• _PROBLEM TO SOLVE_
Would you return the complete listing below word for word?

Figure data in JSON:
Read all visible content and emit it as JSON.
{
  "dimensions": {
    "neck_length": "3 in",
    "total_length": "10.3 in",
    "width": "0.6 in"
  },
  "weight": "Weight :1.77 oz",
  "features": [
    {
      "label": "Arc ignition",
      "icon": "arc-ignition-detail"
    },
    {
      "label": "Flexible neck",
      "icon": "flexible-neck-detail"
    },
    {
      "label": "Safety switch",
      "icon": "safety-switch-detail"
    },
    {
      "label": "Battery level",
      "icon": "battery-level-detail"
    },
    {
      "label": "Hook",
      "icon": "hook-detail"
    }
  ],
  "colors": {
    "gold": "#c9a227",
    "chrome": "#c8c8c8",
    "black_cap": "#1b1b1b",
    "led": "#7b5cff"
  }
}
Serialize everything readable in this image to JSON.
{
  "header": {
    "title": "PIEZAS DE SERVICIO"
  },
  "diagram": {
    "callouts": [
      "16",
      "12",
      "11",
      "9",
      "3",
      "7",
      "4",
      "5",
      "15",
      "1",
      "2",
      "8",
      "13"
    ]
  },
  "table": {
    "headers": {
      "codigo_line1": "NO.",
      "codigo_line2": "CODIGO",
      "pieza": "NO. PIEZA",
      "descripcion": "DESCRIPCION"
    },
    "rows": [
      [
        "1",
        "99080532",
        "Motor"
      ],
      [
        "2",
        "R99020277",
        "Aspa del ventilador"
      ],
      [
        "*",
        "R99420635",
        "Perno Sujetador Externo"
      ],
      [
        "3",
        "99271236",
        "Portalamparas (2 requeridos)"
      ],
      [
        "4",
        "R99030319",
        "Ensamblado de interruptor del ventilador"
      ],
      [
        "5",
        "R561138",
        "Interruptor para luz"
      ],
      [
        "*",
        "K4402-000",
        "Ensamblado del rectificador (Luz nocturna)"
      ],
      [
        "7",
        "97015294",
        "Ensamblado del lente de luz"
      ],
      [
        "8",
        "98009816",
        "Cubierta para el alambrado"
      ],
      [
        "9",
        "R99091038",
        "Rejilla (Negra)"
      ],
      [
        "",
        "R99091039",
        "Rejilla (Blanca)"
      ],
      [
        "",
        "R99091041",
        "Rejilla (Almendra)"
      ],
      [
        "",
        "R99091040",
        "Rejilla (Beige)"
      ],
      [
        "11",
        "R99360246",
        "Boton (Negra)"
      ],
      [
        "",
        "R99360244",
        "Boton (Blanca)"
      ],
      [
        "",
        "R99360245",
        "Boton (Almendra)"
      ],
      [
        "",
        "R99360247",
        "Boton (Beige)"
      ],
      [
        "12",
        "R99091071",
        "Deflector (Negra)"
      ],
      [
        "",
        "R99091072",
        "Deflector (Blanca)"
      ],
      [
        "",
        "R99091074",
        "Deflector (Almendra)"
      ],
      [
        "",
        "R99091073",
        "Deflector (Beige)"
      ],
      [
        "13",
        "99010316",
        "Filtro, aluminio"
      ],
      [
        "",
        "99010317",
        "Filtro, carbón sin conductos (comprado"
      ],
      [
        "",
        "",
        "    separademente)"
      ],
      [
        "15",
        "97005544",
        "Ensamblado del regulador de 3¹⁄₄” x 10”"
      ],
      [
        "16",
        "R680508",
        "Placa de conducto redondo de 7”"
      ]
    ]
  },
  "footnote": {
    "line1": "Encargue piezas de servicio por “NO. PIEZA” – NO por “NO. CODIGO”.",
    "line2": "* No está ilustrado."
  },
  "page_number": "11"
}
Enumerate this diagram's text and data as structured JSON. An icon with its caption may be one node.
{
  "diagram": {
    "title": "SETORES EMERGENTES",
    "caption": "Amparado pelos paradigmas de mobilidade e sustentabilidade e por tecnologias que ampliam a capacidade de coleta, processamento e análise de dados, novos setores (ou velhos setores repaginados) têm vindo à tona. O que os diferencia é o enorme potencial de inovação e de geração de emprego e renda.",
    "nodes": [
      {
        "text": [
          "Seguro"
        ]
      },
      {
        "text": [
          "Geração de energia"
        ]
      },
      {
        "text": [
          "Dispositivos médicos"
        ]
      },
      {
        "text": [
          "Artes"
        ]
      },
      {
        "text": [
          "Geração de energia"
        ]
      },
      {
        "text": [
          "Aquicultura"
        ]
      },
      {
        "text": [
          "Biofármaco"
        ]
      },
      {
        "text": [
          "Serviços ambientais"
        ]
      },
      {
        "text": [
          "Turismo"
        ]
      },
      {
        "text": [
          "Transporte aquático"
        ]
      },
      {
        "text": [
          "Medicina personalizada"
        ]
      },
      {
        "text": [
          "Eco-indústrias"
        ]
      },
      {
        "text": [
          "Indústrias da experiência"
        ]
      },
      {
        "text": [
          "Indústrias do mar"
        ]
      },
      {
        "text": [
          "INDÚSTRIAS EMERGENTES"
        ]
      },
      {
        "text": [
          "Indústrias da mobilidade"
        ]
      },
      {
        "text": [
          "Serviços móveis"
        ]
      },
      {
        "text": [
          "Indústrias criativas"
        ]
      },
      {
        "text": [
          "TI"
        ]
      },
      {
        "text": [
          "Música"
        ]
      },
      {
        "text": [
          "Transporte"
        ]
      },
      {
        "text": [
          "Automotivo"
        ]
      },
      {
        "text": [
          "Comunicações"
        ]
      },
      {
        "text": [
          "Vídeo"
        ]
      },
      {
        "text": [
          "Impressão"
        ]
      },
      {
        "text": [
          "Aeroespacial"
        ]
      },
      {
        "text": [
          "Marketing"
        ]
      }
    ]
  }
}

• _EXERCISE SOLUTION_
Read all visible content and emit it as JSON.
{
  "dimensions": {
    "neck_length": "3 in",
    "total_length": "10.3 in",
    "width": "0.6 in"
  },
  "weight": "Weight :1.77 oz",
  "features": [
    {
      "label": "Arc ignition",
      "icon": "arc-ignition-detail"
    },
    {
      "label": "Flexible neck",
      "icon": "flexible-neck-detail"
    },
    {
      "label": "Safety switch",
      "icon": "safety-switch-detail"
    },
    {
      "label": "Battery level",
      "icon": "battery-level-detail"
    },
    {
      "label": "Hook",
      "icon": "hook-detail"
    }
  ],
  "colors": {
    "gold": "#c9a227",
    "chrome": "#c8c8c8",
    "black_cap": "#1b1b1b",
    "led": "#7b5cff"
  }
}
Serialize everything readable in this image to JSON.
{
  "header": {
    "title": "PIEZAS DE SERVICIO"
  },
  "diagram": {
    "callouts": [
      "16",
      "12",
      "11",
      "9",
      "3",
      "7",
      "4",
      "5",
      "15",
      "1",
      "2",
      "8",
      "13"
    ]
  },
  "table": {
    "headers": {
      "codigo_line1": "NO.",
      "codigo_line2": "CODIGO",
      "pieza": "NO. PIEZA",
      "descripcion": "DESCRIPCION"
    },
    "rows": [
      [
        "1",
        "99080532",
        "Motor"
      ],
      [
        "2",
        "R99020277",
        "Aspa del ventilador"
      ],
      [
        "*",
        "R99420635",
        "Perno Sujetador Externo"
      ],
      [
        "3",
        "99271236",
        "Portalamparas (2 requeridos)"
      ],
      [
        "4",
        "R99030319",
        "Ensamblado de interruptor del ventilador"
      ],
      [
        "5",
        "R561138",
        "Interruptor para luz"
      ],
      [
        "*",
        "K4402-000",
        "Ensamblado del rectificador (Luz nocturna)"
      ],
      [
        "7",
        "97015294",
        "Ensamblado del lente de luz"
      ],
      [
        "8",
        "98009816",
        "Cubierta para el alambrado"
      ],
      [
        "9",
        "R99091038",
        "Rejilla (Negra)"
      ],
      [
        "",
        "R99091039",
        "Rejilla (Blanca)"
      ],
      [
        "",
        "R99091041",
        "Rejilla (Almendra)"
      ],
      [
        "",
        "R99091040",
        "Rejilla (Beige)"
      ],
      [
        "11",
        "R99360246",
        "Boton (Negra)"
      ],
      [
        "",
        "R99360244",
        "Boton (Blanca)"
      ],
      [
        "",
        "R99360245",
        "Boton (Almendra)"
      ],
      [
        "",
        "R99360247",
        "Boton (Beige)"
      ],
      [
        "12",
        "R99091071",
        "Deflector (Negra)"
      ],
      [
        "",
        "R99091072",
        "Deflector (Blanca)"
      ],
      [
        "",
        "R99091074",
        "Deflector (Almendra)"
      ],
      [
        "",
        "R99091073",
        "Deflector (Beige)"
      ],
      [
        "13",
        "99010316",
        "Filtro, aluminio"
      ],
      [
        "",
        "99010317",
        "Filtro, carbón sin conductos (comprado"
      ],
      [
        "",
        "",
        "    separademente)"
      ],
      [
        "15",
        "97005544",
        "Ensamblado del regulador de 3¹⁄₄” x 10”"
      ],
      [
        "16",
        "R680508",
        "Placa de conducto redondo de 7”"
      ]
    ]
  },
  "footnote": {
    "line1": "Encargue piezas de servicio por “NO. PIEZA” – NO por “NO. CODIGO”.",
    "line2": "* No está ilustrado."
  },
  "page_number": "11"
}
Enumerate this diagram's text and data as structured JSON. An icon with its caption may be one node.
{
  "diagram": {
    "title": "SETORES EMERGENTES",
    "caption": "Amparado pelos paradigmas de mobilidade e sustentabilidade e por tecnologias que ampliam a capacidade de coleta, processamento e análise de dados, novos setores (ou velhos setores repaginados) têm vindo à tona. O que os diferencia é o enorme potencial de inovação e de geração de emprego e renda.",
    "nodes": [
      {
        "text": [
          "Seguro"
        ]
      },
      {
        "text": [
          "Geração de energia"
        ]
      },
      {
        "text": [
          "Dispositivos médicos"
        ]
      },
      {
        "text": [
          "Artes"
        ]
      },
      {
        "text": [
          "Geração de energia"
        ]
      },
      {
        "text": [
          "Aquicultura"
        ]
      },
      {
        "text": [
          "Biofármaco"
        ]
      },
      {
        "text": [
          "Serviços ambientais"
        ]
      },
      {
        "text": [
          "Turismo"
        ]
      },
      {
        "text": [
          "Transporte aquático"
        ]
      },
      {
        "text": [
          "Medicina personalizada"
        ]
      },
      {
        "text": [
          "Eco-indústrias"
        ]
      },
      {
        "text": [
          "Indústrias da experiência"
        ]
      },
      {
        "text": [
          "Indústrias do mar"
        ]
      },
      {
        "text": [
          "INDÚSTRIAS EMERGENTES"
        ]
      },
      {
        "text": [
          "Indústrias da mobilidade"
        ]
      },
      {
        "text": [
          "Serviços móveis"
        ]
      },
      {
        "text": [
          "Indústrias criativas"
        ]
      },
      {
        "text": [
          "TI"
        ]
      },
      {
        "text": [
          "Música"
        ]
      },
      {
        "text": [
          "Transporte"
        ]
      },
      {
        "text": [
          "Automotivo"
        ]
      },
      {
        "text": [
          "Comunicações"
        ]
      },
      {
        "text": [
          "Vídeo"
        ]
      },
      {
        "text": [
          "Impressão"
        ]
      },
      {
        "text": [
          "Aeroespacial"
        ]
      },
      {
        "text": [
          "Marketing"
        ]
      }
    ]
  }
}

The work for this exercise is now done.